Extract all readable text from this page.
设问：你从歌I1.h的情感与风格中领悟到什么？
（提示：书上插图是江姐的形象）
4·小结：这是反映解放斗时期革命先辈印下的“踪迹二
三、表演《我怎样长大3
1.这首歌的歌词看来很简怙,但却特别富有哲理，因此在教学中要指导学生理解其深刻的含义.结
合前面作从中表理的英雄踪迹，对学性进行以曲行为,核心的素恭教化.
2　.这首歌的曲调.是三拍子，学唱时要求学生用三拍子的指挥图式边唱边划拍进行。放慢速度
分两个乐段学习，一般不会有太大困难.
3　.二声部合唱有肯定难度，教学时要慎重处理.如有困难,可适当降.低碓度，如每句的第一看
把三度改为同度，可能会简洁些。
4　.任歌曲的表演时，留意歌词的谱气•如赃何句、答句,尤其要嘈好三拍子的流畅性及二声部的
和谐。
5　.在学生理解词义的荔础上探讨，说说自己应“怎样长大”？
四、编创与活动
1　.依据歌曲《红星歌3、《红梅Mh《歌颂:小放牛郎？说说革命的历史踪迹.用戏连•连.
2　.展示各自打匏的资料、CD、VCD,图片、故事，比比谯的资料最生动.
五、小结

GIVEN INSTRUCTION: Your task is to quote the listing above word for word.

RESULT BELOW:
Extract all readable text from this page.
设问：你从歌I1.h的情感与风格中领悟到什么？
（提示：书上插图是江姐的形象）
4·小结：这是反映解放斗时期革命先辈印下的“踪迹二
三、表演《我怎样长大3
1.这首歌的歌词看来很简怙,但却特别富有哲理，因此在教学中要指导学生理解其深刻的含义.结
合前面作从中表理的英雄踪迹，对学性进行以曲行为,核心的素恭教化.
2　.这首歌的曲调.是三拍子，学唱时要求学生用三拍子的指挥图式边唱边划拍进行。放慢速度
分两个乐段学习，一般不会有太大困难.
3　.二声部合唱有肯定难度，教学时要慎重处理.如有困难,可适当降.低碓度，如每句的第一看
把三度改为同度，可能会简洁些。
4　.任歌曲的表演时，留意歌词的谱气•如赃何句、答句,尤其要嘈好三拍子的流畅性及二声部的
和谐。
5　.在学生理解词义的荔础上探讨，说说自己应“怎样长大”？
四、编创与活动
1　.依据歌曲《红星歌3、《红梅Mh《歌颂:小放牛郎？说说革命的历史踪迹.用戏连•连.
2　.展示各自打匏的资料、CD、VCD,图片、故事，比比谯的资料最生动.
五、小结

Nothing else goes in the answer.